Go through the lines below. Copy those with "ylabel".

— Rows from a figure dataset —

###

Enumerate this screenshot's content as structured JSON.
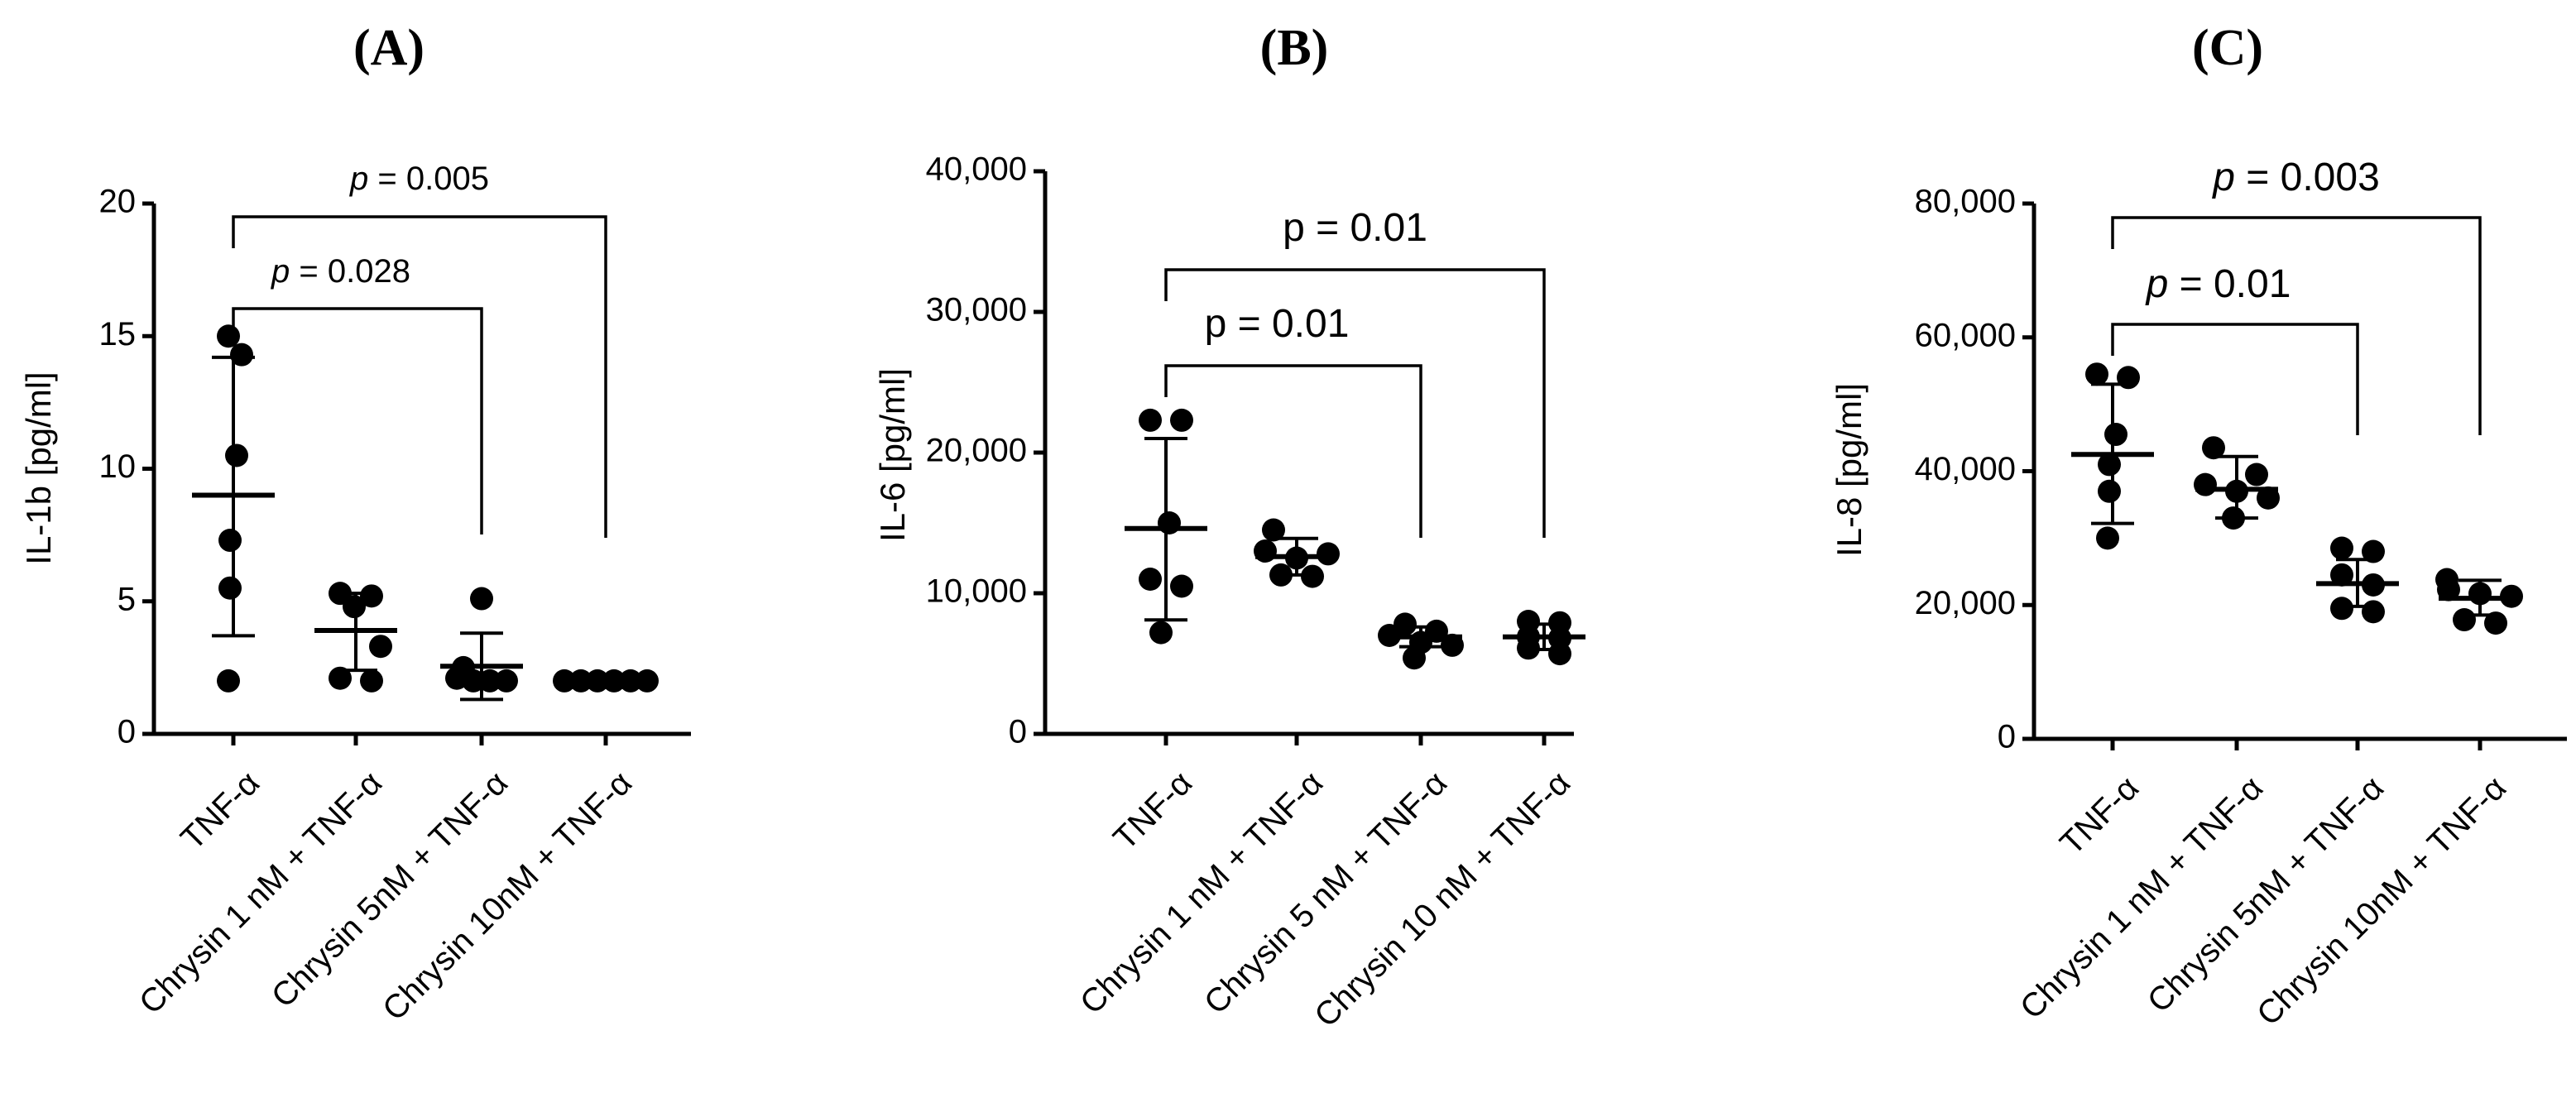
{
  "chart_data": [
    {
      "type": "scatter",
      "title": "(A)",
      "ylabel": "IL-1b [pg/ml]",
      "ylim": [
        0,
        20
      ],
      "yticks": [
        "0",
        "5",
        "10",
        "15",
        "20"
      ],
      "categories": [
        "TNF-α",
        "Chrysin 1 nM + TNF-α",
        "Chrysin 5nM + TNF-α",
        "Chrysin 10nM + TNF-α"
      ],
      "points": [
        [
          15.0,
          14.3,
          10.5,
          7.3,
          5.5,
          2.0
        ],
        [
          5.3,
          5.2,
          4.8,
          3.3,
          2.1,
          2.0
        ],
        [
          5.1,
          2.5,
          2.1,
          2.0,
          2.0,
          2.0
        ],
        [
          2.0,
          2.0,
          2.0,
          2.0,
          2.0,
          2.0
        ]
      ],
      "mean": [
        9.0,
        3.9,
        2.55,
        2.0
      ],
      "sd_low": [
        3.7,
        2.4,
        1.3,
        2.0
      ],
      "sd_high": [
        14.2,
        5.3,
        3.8,
        2.0
      ],
      "comparisons": [
        {
          "from": "TNF-α",
          "to": "Chrysin 5nM + TNF-α",
          "label_p": "p",
          "label_value": " = 0.028",
          "italic": true
        },
        {
          "from": "TNF-α",
          "to": "Chrysin 10nM + TNF-α",
          "label_p": "p",
          "label_value": " = 0.005",
          "italic": true
        }
      ]
    },
    {
      "type": "scatter",
      "title": "(B)",
      "ylabel": "IL-6 [pg/ml]",
      "ylim": [
        0,
        40000
      ],
      "yticks": [
        "0",
        "10,000",
        "20,000",
        "30,000",
        "40,000"
      ],
      "categories": [
        "TNF-α",
        "Chrysin 1 nM + TNF-α",
        "Chrysin 5 nM + TNF-α",
        "Chrysin 10 nM + TNF-α"
      ],
      "points": [
        [
          22300,
          22300,
          15000,
          11000,
          10500,
          7200
        ],
        [
          14500,
          13000,
          12500,
          12800,
          11300,
          11200
        ],
        [
          7800,
          7300,
          7000,
          6500,
          6300,
          5400
        ],
        [
          8000,
          7900,
          6900,
          6800,
          6100,
          5700
        ]
      ],
      "mean": [
        14600,
        12600,
        6900,
        6900
      ],
      "sd_low": [
        8100,
        11300,
        6200,
        6000
      ],
      "sd_high": [
        21000,
        13900,
        7600,
        7800
      ],
      "comparisons": [
        {
          "from": "TNF-α",
          "to": "Chrysin 5 nM + TNF-α",
          "label_p": "p",
          "label_value": " = 0.01",
          "italic": false
        },
        {
          "from": "TNF-α",
          "to": "Chrysin 10 nM + TNF-α",
          "label_p": "p",
          "label_value": " = 0.01",
          "italic": false
        }
      ]
    },
    {
      "type": "scatter",
      "title": "(C)",
      "ylabel": "IL-8 [pg/ml]",
      "ylim": [
        0,
        80000
      ],
      "yticks": [
        "0",
        "20,000",
        "40,000",
        "60,000",
        "80,000"
      ],
      "categories": [
        "TNF-α",
        "Chrysin 1 nM + TNF-α",
        "Chrysin 5nM + TNF-α",
        "Chrysin 10nM + TNF-α"
      ],
      "points": [
        [
          54500,
          54000,
          45500,
          41000,
          37000,
          30000
        ],
        [
          43500,
          39500,
          38000,
          37000,
          36000,
          33000
        ],
        [
          28500,
          28000,
          24500,
          23000,
          19500,
          19000
        ],
        [
          23800,
          22300,
          21700,
          21300,
          17800,
          17300
        ]
      ],
      "mean": [
        42500,
        37300,
        23200,
        21000
      ],
      "sd_low": [
        32200,
        33000,
        19800,
        18500
      ],
      "sd_high": [
        53000,
        42200,
        26800,
        23700
      ],
      "comparisons": [
        {
          "from": "TNF-α",
          "to": "Chrysin 5nM + TNF-α",
          "label_p": "p",
          "label_value": " = 0.01",
          "italic": true
        },
        {
          "from": "TNF-α",
          "to": "Chrysin 10nM + TNF-α",
          "label_p": "p",
          "label_value": " = 0.003",
          "italic": true
        }
      ]
    }
  ]
}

###

— RESULT BELOW —
      "ylabel": "IL-1b [pg/ml]",
      "ylabel": "IL-6 [pg/ml]",
      "ylabel": "IL-8 [pg/ml]",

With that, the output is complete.